### Objective
Pick out and copy every line in the records below that contains the word "boxes". Case counts.
* * * * *
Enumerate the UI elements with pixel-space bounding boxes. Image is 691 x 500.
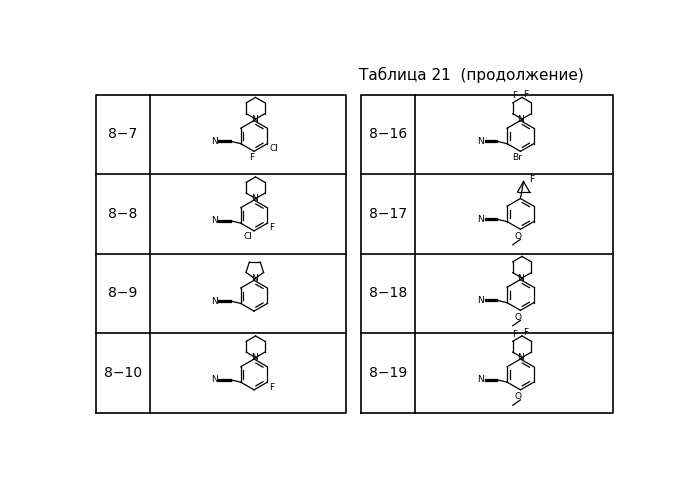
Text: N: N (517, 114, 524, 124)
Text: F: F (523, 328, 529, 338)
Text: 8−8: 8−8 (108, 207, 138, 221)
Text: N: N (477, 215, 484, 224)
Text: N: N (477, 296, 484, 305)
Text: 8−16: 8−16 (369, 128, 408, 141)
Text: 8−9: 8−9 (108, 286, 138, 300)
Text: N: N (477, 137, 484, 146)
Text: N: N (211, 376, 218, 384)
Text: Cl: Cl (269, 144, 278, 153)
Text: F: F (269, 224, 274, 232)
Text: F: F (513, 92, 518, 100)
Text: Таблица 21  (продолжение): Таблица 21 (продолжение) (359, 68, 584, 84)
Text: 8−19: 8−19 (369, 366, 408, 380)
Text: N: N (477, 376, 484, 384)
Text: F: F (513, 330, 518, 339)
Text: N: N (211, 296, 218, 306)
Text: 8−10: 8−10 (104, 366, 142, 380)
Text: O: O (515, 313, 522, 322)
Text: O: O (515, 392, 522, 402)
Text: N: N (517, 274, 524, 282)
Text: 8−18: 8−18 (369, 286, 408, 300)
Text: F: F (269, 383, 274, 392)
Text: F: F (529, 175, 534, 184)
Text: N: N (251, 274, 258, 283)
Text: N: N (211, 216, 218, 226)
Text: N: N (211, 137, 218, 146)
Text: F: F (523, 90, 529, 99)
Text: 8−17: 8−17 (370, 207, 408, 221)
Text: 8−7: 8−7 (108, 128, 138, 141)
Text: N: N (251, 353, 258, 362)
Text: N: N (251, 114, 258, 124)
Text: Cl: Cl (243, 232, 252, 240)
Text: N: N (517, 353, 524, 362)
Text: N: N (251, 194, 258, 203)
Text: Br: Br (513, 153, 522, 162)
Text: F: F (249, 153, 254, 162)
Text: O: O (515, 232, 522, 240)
* * * * *
### Finished answer
Enumerate the UI elements with pixel-space bounding boxes. Image is 691 x 500.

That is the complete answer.